WORK TO DO: Find every line in the records below that holds the word "headlights", and copy each one.

MATERIAL PROVIDED:
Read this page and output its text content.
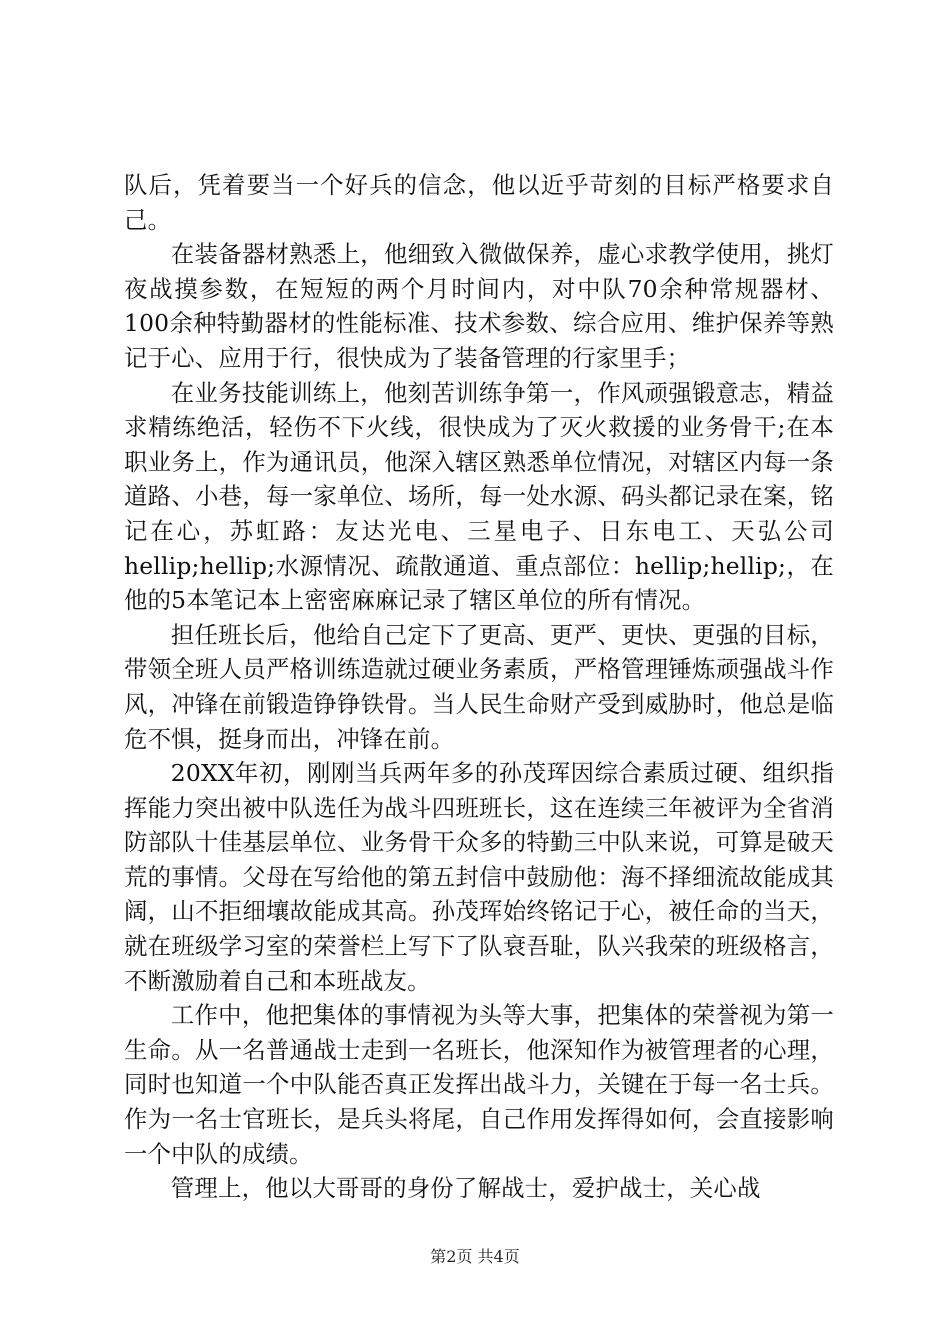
队后，凭着要当一个好兵的信念，他以近乎苛刻的目标严格要求自己。

在装备器材熟悉上，他细致入微做保养，虚心求教学使用，挑灯夜战摸参数，在短短的两个月时间内，对中队70余种常规器材、100余种特勤器材的性能标准、技术参数、综合应用、维护保养等熟记于心、应用于行，很快成为了装备管理的行家里手；

在业务技能训练上，他刻苦训练争第一，作风顽强锻意志，精益求精练绝活，轻伤不下火线，很快成为了灭火救援的业务骨干;在本职业务上，作为通讯员，他深入辖区熟悉单位情况，对辖区内每一条道路、小巷，每一家单位、场所，每一处水源、码头都记录在案，铭记在心，苏虹路：友达光电、三星电子、日东电工、天弘公司hellip;hellip;水源情况、疏散通道、重点部位：hellip;hellip;，在他的5本笔记本上密密麻麻记录了辖区单位的所有情况。

担任班长后，他给自己定下了更高、更严、更快、更强的目标，带领全班人员严格训练造就过硬业务素质，严格管理锤炼顽强战斗作风，冲锋在前锻造铮铮铁骨。当人民生命财产受到威胁时，他总是临危不惧，挺身而出，冲锋在前。

20XX年初，刚刚当兵两年多的孙茂珲因综合素质过硬、组织指挥能力突出被中队选任为战斗四班班长，这在连续三年被评为全省消防部队十佳基层单位、业务骨干众多的特勤三中队来说，可算是破天荒的事情。父母在写给他的第五封信中鼓励他：海不择细流故能成其阔，山不拒细壤故能成其高。孙茂珲始终铭记于心，被任命的当天，就在班级学习室的荣誉栏上写下了队衰吾耻，队兴我荣的班级格言，不断激励着自己和本班战友。

工作中，他把集体的事情视为头等大事，把集体的荣誉视为第一生命。从一名普通战士走到一名班长，他深知作为被管理者的心理，同时也知道一个中队能否真正发挥出战斗力，关键在于每一名士兵。作为一名士官班长，是兵头将尾，自己作用发挥得如何，会直接影响一个中队的成绩。

管理上，他以大哥哥的身份了解战士，爱护战士，关心战

第2页 共4页
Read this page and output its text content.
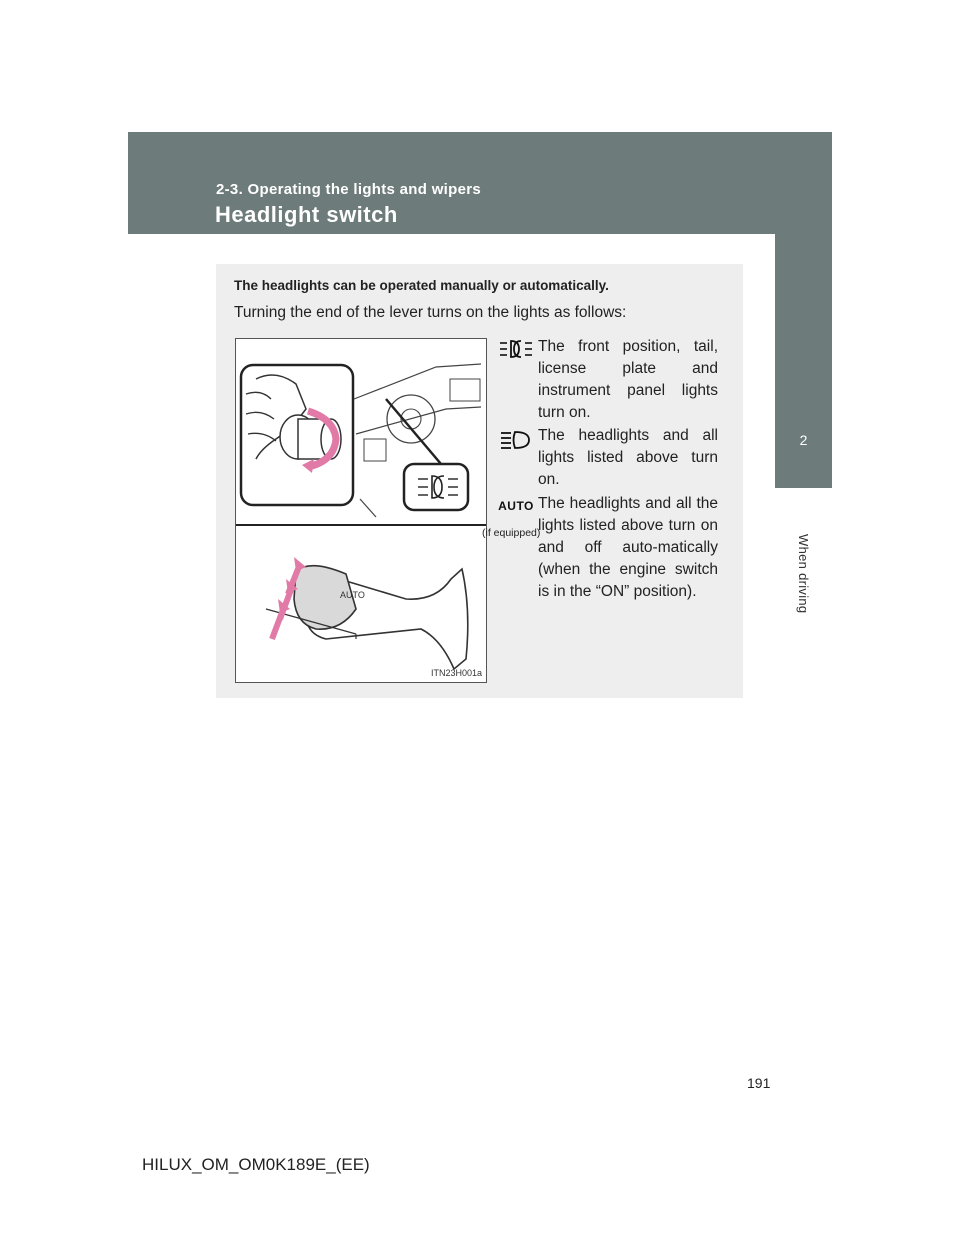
2-3. Operating the lights and wipers
Headlight switch
2
When driving
The headlights can be operated manually or automatically.
Turning the end of the lever turns on the lights as follows:
AUTO
ITN23H001a
The front position, tail, license plate and instrument panel lights turn on.
The headlights and all lights listed above turn on.
AUTO
(if equipped)
The headlights and all the lights listed above turn on and off auto-matically (when the engine switch is in the “ON” position).
191
HILUX_OM_OM0K189E_(EE)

SOLVED PROBLEM:
The headlights can be operated manually or automatically.
The headlights and all lights listed above turn on.
The headlights and all the lights listed above turn on and off auto-matically (when the engine switch is in the “ON” position).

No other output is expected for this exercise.